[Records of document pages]
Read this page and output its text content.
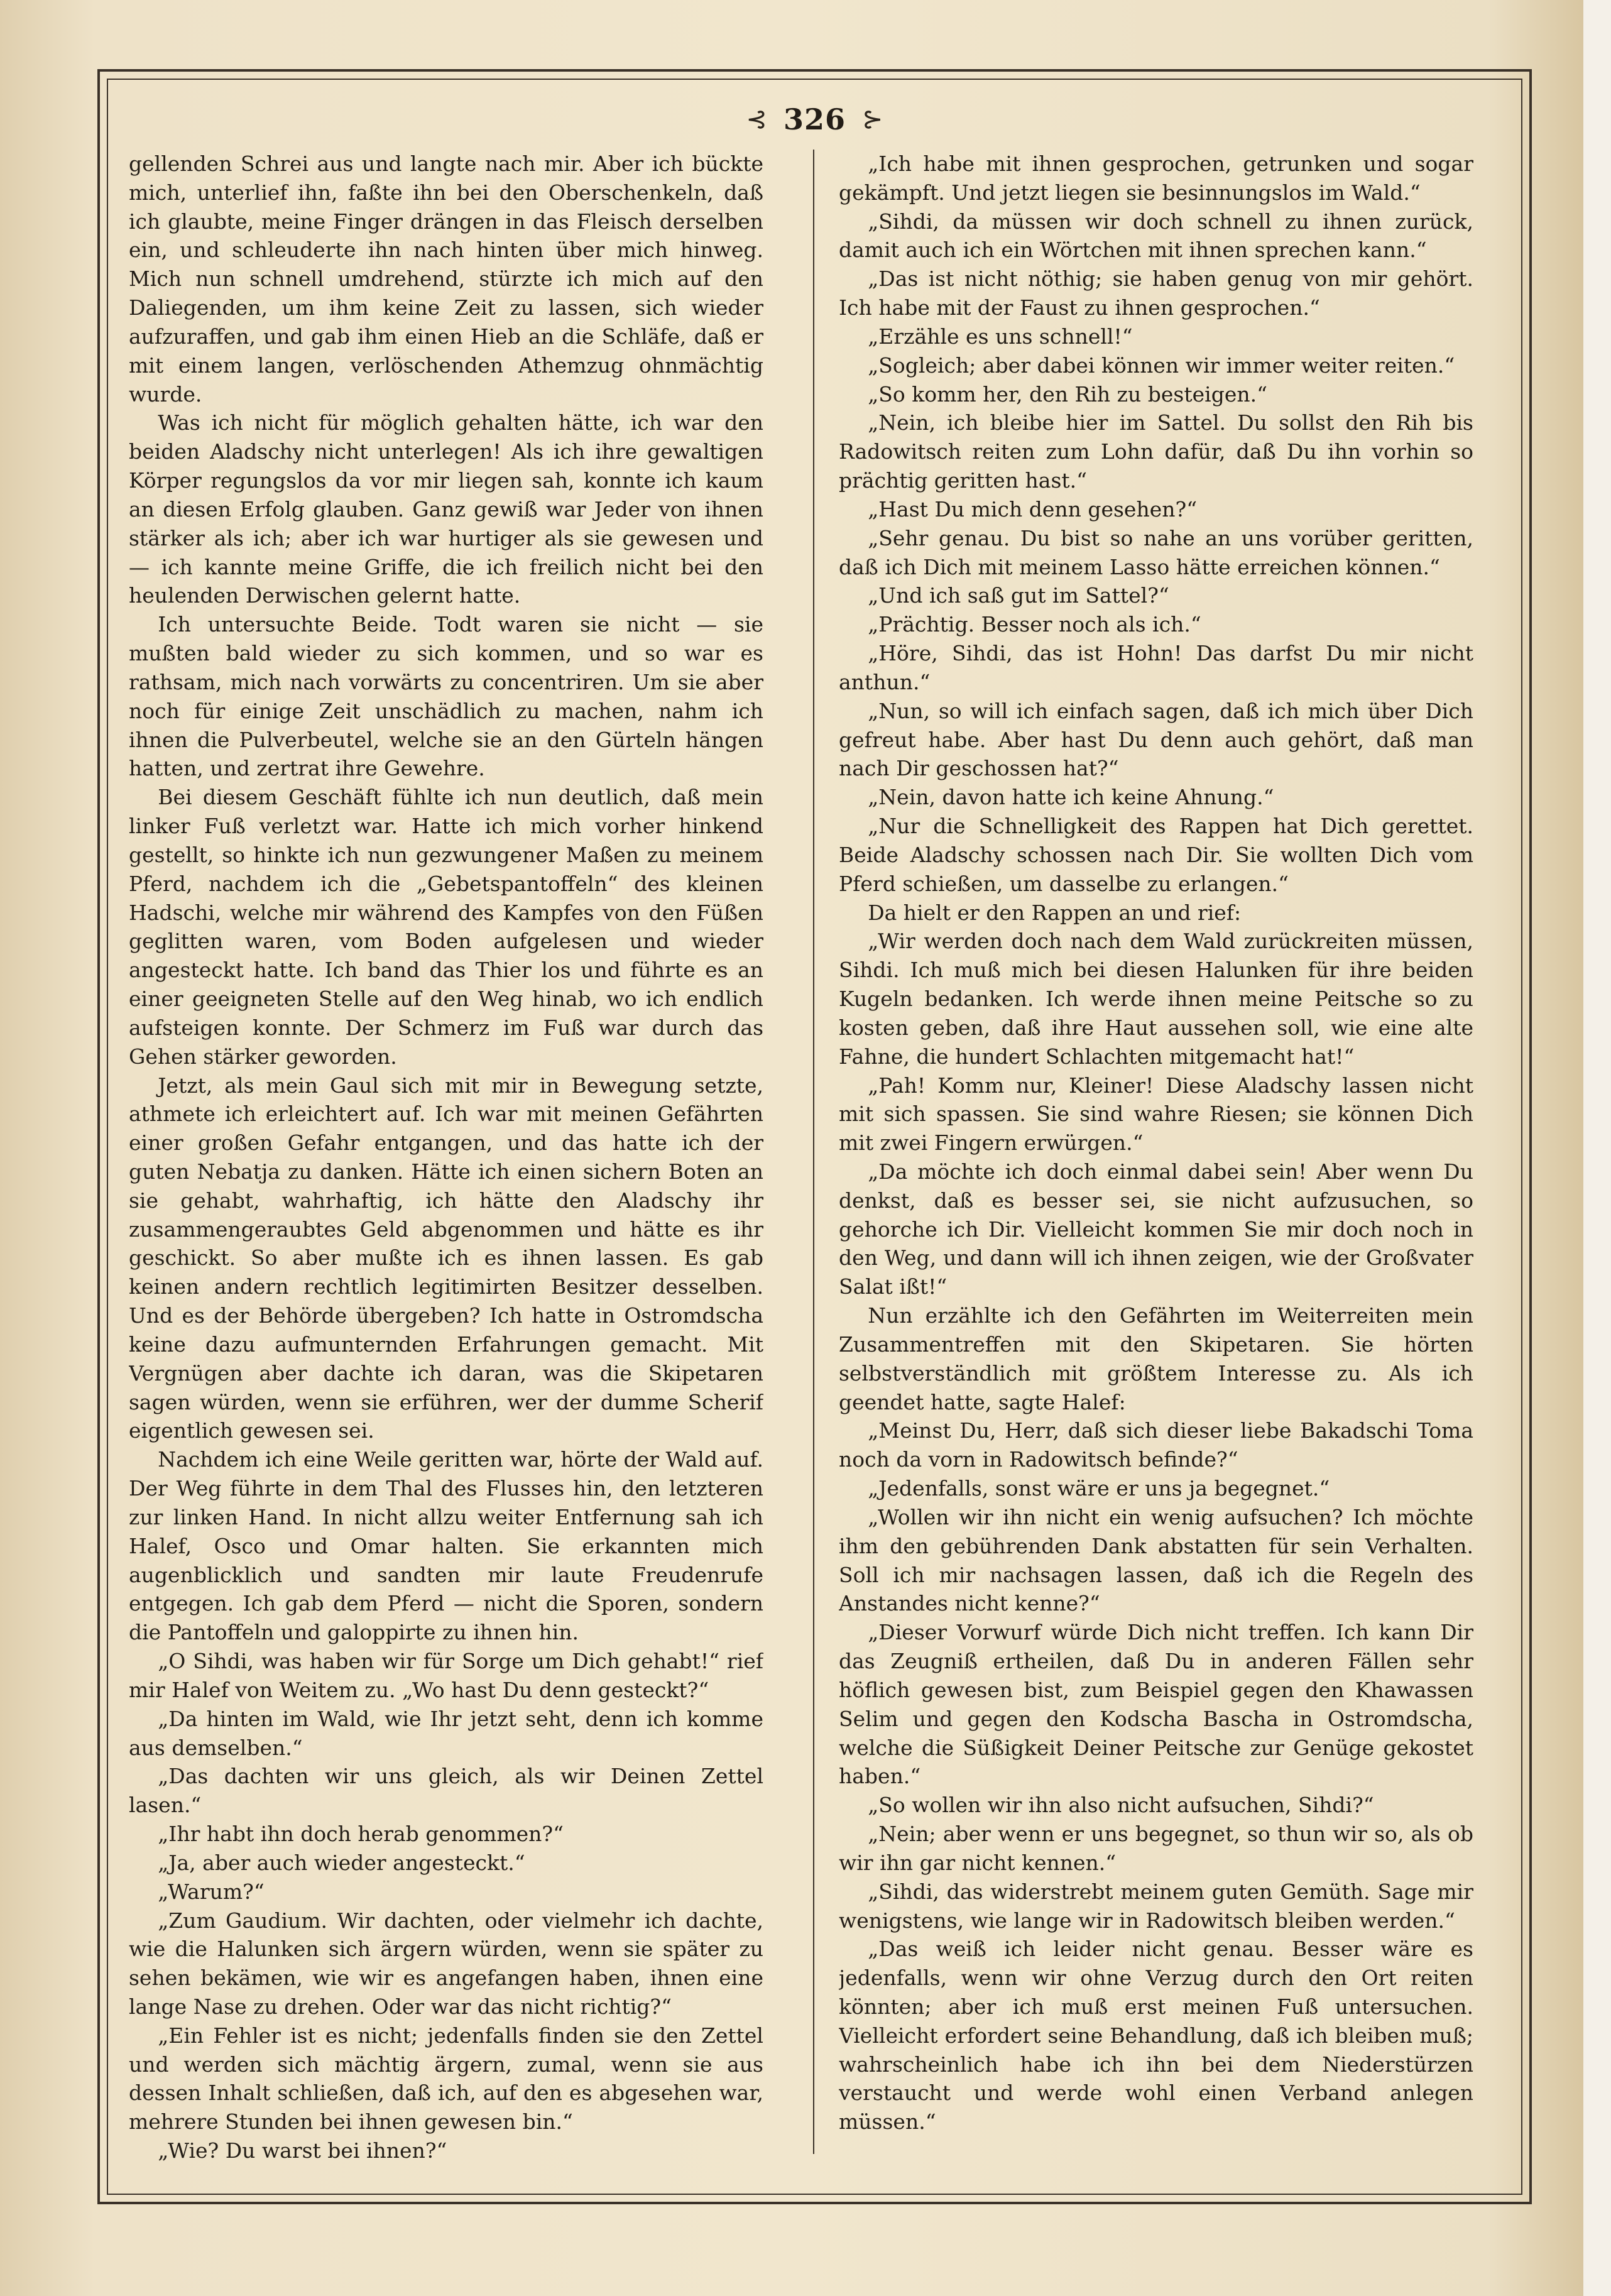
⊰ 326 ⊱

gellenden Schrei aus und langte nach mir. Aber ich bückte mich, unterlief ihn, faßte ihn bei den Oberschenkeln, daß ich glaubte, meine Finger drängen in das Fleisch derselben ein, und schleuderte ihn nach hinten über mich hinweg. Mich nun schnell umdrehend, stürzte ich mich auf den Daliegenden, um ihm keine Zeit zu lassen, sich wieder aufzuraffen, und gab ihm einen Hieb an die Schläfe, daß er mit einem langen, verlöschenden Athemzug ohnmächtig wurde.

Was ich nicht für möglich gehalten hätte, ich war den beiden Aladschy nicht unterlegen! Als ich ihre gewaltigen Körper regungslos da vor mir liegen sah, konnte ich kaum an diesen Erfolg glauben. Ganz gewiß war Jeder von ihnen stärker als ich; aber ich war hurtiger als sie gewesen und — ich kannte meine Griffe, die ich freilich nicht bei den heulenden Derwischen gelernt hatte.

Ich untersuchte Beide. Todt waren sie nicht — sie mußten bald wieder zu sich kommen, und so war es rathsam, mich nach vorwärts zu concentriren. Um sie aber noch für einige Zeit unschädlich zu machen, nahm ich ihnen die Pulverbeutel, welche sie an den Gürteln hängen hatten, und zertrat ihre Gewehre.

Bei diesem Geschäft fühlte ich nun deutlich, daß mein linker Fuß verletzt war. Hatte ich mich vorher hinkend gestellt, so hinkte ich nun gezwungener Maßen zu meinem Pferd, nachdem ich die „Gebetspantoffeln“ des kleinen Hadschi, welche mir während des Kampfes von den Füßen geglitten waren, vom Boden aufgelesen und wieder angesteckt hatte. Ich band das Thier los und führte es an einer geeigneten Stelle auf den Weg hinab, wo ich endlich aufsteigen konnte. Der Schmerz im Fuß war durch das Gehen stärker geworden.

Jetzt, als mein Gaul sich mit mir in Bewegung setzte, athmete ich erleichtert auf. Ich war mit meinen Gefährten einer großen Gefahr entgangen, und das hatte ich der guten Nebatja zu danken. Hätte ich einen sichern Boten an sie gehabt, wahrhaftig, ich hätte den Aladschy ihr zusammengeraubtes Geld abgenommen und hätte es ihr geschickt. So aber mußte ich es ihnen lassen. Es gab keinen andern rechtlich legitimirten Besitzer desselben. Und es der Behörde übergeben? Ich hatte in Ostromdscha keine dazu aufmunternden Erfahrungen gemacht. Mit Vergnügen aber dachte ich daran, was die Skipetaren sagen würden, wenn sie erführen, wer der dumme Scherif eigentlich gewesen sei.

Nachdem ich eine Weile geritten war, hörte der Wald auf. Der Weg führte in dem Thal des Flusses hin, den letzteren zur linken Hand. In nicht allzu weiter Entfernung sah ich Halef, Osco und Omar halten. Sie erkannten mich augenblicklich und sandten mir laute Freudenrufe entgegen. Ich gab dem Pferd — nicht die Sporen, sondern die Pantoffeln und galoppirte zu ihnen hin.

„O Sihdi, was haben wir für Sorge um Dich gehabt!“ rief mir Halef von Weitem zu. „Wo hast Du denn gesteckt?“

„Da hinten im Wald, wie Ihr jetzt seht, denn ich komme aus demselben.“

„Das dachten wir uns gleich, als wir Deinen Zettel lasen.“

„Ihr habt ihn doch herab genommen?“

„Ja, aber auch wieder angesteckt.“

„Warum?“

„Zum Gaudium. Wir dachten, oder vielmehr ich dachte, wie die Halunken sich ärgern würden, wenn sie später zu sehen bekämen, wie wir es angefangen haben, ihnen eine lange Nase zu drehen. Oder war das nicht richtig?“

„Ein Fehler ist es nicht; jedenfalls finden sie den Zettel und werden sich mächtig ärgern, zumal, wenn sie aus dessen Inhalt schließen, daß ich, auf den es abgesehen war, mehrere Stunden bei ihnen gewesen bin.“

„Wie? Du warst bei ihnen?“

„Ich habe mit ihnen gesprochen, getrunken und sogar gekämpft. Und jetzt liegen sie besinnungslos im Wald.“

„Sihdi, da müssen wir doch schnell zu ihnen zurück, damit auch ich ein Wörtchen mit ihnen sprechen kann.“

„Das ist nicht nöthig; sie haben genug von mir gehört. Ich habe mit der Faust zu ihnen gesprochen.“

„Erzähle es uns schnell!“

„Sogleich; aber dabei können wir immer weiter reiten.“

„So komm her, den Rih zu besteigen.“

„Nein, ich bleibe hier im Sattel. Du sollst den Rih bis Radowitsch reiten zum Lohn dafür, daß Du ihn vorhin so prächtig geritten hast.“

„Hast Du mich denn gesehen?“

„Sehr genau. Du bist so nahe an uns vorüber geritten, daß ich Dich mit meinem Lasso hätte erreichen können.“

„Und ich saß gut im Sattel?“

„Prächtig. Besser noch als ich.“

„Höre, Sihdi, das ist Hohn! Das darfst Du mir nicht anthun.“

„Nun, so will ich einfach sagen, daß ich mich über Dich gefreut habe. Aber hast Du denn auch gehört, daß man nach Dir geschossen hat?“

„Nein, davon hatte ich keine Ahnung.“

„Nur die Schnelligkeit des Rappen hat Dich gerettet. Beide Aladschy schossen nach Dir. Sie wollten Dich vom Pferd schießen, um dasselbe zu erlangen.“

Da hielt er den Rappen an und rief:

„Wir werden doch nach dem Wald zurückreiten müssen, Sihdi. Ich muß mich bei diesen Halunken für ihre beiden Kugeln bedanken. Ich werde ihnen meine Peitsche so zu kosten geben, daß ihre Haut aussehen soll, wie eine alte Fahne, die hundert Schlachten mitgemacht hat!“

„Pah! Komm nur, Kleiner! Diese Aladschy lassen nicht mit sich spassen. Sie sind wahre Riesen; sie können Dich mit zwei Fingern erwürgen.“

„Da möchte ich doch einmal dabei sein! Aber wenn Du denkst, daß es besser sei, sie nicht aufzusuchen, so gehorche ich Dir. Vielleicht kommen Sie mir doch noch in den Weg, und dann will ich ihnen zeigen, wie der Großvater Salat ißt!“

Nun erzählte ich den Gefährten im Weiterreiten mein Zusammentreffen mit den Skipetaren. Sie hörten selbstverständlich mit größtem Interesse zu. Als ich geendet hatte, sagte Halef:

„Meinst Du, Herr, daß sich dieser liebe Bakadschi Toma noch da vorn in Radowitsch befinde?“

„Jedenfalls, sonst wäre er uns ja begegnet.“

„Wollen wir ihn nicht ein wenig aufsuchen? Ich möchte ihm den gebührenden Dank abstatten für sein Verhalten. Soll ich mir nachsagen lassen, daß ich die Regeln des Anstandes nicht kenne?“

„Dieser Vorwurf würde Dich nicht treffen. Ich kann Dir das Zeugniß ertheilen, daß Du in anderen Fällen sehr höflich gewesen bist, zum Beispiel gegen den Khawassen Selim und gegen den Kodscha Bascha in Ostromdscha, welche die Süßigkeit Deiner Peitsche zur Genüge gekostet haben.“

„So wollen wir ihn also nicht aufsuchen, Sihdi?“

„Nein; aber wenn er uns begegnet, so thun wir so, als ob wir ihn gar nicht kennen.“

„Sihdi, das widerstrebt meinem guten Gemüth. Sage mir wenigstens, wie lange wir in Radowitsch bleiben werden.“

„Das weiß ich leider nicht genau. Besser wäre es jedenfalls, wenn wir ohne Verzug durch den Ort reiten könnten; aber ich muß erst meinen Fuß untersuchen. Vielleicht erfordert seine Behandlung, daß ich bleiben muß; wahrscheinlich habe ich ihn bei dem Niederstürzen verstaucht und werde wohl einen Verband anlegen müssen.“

▸ **Try it**:
Repeat the records verbatim, excluding pictures.

▸ **Solution to the exercise**:
Read this page and output its text content.
⊰ 326 ⊱

gellenden Schrei aus und langte nach mir. Aber ich bückte mich, unterlief ihn, faßte ihn bei den Oberschenkeln, daß ich glaubte, meine Finger drängen in das Fleisch derselben ein, und schleuderte ihn nach hinten über mich hinweg. Mich nun schnell umdrehend, stürzte ich mich auf den Daliegenden, um ihm keine Zeit zu lassen, sich wieder aufzuraffen, und gab ihm einen Hieb an die Schläfe, daß er mit einem langen, verlöschenden Athemzug ohnmächtig wurde.

Was ich nicht für möglich gehalten hätte, ich war den beiden Aladschy nicht unterlegen! Als ich ihre gewaltigen Körper regungslos da vor mir liegen sah, konnte ich kaum an diesen Erfolg glauben. Ganz gewiß war Jeder von ihnen stärker als ich; aber ich war hurtiger als sie gewesen und — ich kannte meine Griffe, die ich freilich nicht bei den heulenden Derwischen gelernt hatte.

Ich untersuchte Beide. Todt waren sie nicht — sie mußten bald wieder zu sich kommen, und so war es rathsam, mich nach vorwärts zu concentriren. Um sie aber noch für einige Zeit unschädlich zu machen, nahm ich ihnen die Pulverbeutel, welche sie an den Gürteln hängen hatten, und zertrat ihre Gewehre.

Bei diesem Geschäft fühlte ich nun deutlich, daß mein linker Fuß verletzt war. Hatte ich mich vorher hinkend gestellt, so hinkte ich nun gezwungener Maßen zu meinem Pferd, nachdem ich die „Gebetspantoffeln“ des kleinen Hadschi, welche mir während des Kampfes von den Füßen geglitten waren, vom Boden aufgelesen und wieder angesteckt hatte. Ich band das Thier los und führte es an einer geeigneten Stelle auf den Weg hinab, wo ich endlich aufsteigen konnte. Der Schmerz im Fuß war durch das Gehen stärker geworden.

Jetzt, als mein Gaul sich mit mir in Bewegung setzte, athmete ich erleichtert auf. Ich war mit meinen Gefährten einer großen Gefahr entgangen, und das hatte ich der guten Nebatja zu danken. Hätte ich einen sichern Boten an sie gehabt, wahrhaftig, ich hätte den Aladschy ihr zusammengeraubtes Geld abgenommen und hätte es ihr geschickt. So aber mußte ich es ihnen lassen. Es gab keinen andern rechtlich legitimirten Besitzer desselben. Und es der Behörde übergeben? Ich hatte in Ostromdscha keine dazu aufmunternden Erfahrungen gemacht. Mit Vergnügen aber dachte ich daran, was die Skipetaren sagen würden, wenn sie erführen, wer der dumme Scherif eigentlich gewesen sei.

Nachdem ich eine Weile geritten war, hörte der Wald auf. Der Weg führte in dem Thal des Flusses hin, den letzteren zur linken Hand. In nicht allzu weiter Entfernung sah ich Halef, Osco und Omar halten. Sie erkannten mich augenblicklich und sandten mir laute Freudenrufe entgegen. Ich gab dem Pferd — nicht die Sporen, sondern die Pantoffeln und galoppirte zu ihnen hin.

„O Sihdi, was haben wir für Sorge um Dich gehabt!“ rief mir Halef von Weitem zu. „Wo hast Du denn gesteckt?“

„Da hinten im Wald, wie Ihr jetzt seht, denn ich komme aus demselben.“

„Das dachten wir uns gleich, als wir Deinen Zettel lasen.“

„Ihr habt ihn doch herab genommen?“

„Ja, aber auch wieder angesteckt.“

„Warum?“

„Zum Gaudium. Wir dachten, oder vielmehr ich dachte, wie die Halunken sich ärgern würden, wenn sie später zu sehen bekämen, wie wir es angefangen haben, ihnen eine lange Nase zu drehen. Oder war das nicht richtig?“

„Ein Fehler ist es nicht; jedenfalls finden sie den Zettel und werden sich mächtig ärgern, zumal, wenn sie aus dessen Inhalt schließen, daß ich, auf den es abgesehen war, mehrere Stunden bei ihnen gewesen bin.“

„Wie? Du warst bei ihnen?“

„Ich habe mit ihnen gesprochen, getrunken und sogar gekämpft. Und jetzt liegen sie besinnungslos im Wald.“

„Sihdi, da müssen wir doch schnell zu ihnen zurück, damit auch ich ein Wörtchen mit ihnen sprechen kann.“

„Das ist nicht nöthig; sie haben genug von mir gehört. Ich habe mit der Faust zu ihnen gesprochen.“

„Erzähle es uns schnell!“

„Sogleich; aber dabei können wir immer weiter reiten.“

„So komm her, den Rih zu besteigen.“

„Nein, ich bleibe hier im Sattel. Du sollst den Rih bis Radowitsch reiten zum Lohn dafür, daß Du ihn vorhin so prächtig geritten hast.“

„Hast Du mich denn gesehen?“

„Sehr genau. Du bist so nahe an uns vorüber geritten, daß ich Dich mit meinem Lasso hätte erreichen können.“

„Und ich saß gut im Sattel?“

„Prächtig. Besser noch als ich.“

„Höre, Sihdi, das ist Hohn! Das darfst Du mir nicht anthun.“

„Nun, so will ich einfach sagen, daß ich mich über Dich gefreut habe. Aber hast Du denn auch gehört, daß man nach Dir geschossen hat?“

„Nein, davon hatte ich keine Ahnung.“

„Nur die Schnelligkeit des Rappen hat Dich gerettet. Beide Aladschy schossen nach Dir. Sie wollten Dich vom Pferd schießen, um dasselbe zu erlangen.“

Da hielt er den Rappen an und rief:

„Wir werden doch nach dem Wald zurückreiten müssen, Sihdi. Ich muß mich bei diesen Halunken für ihre beiden Kugeln bedanken. Ich werde ihnen meine Peitsche so zu kosten geben, daß ihre Haut aussehen soll, wie eine alte Fahne, die hundert Schlachten mitgemacht hat!“

„Pah! Komm nur, Kleiner! Diese Aladschy lassen nicht mit sich spassen. Sie sind wahre Riesen; sie können Dich mit zwei Fingern erwürgen.“

„Da möchte ich doch einmal dabei sein! Aber wenn Du denkst, daß es besser sei, sie nicht aufzusuchen, so gehorche ich Dir. Vielleicht kommen Sie mir doch noch in den Weg, und dann will ich ihnen zeigen, wie der Großvater Salat ißt!“

Nun erzählte ich den Gefährten im Weiterreiten mein Zusammentreffen mit den Skipetaren. Sie hörten selbstverständlich mit größtem Interesse zu. Als ich geendet hatte, sagte Halef:

„Meinst Du, Herr, daß sich dieser liebe Bakadschi Toma noch da vorn in Radowitsch befinde?“

„Jedenfalls, sonst wäre er uns ja begegnet.“

„Wollen wir ihn nicht ein wenig aufsuchen? Ich möchte ihm den gebührenden Dank abstatten für sein Verhalten. Soll ich mir nachsagen lassen, daß ich die Regeln des Anstandes nicht kenne?“

„Dieser Vorwurf würde Dich nicht treffen. Ich kann Dir das Zeugniß ertheilen, daß Du in anderen Fällen sehr höflich gewesen bist, zum Beispiel gegen den Khawassen Selim und gegen den Kodscha Bascha in Ostromdscha, welche die Süßigkeit Deiner Peitsche zur Genüge gekostet haben.“

„So wollen wir ihn also nicht aufsuchen, Sihdi?“

„Nein; aber wenn er uns begegnet, so thun wir so, als ob wir ihn gar nicht kennen.“

„Sihdi, das widerstrebt meinem guten Gemüth. Sage mir wenigstens, wie lange wir in Radowitsch bleiben werden.“

„Das weiß ich leider nicht genau. Besser wäre es jedenfalls, wenn wir ohne Verzug durch den Ort reiten könnten; aber ich muß erst meinen Fuß untersuchen. Vielleicht erfordert seine Behandlung, daß ich bleiben muß; wahrscheinlich habe ich ihn bei dem Niederstürzen verstaucht und werde wohl einen Verband anlegen müssen.“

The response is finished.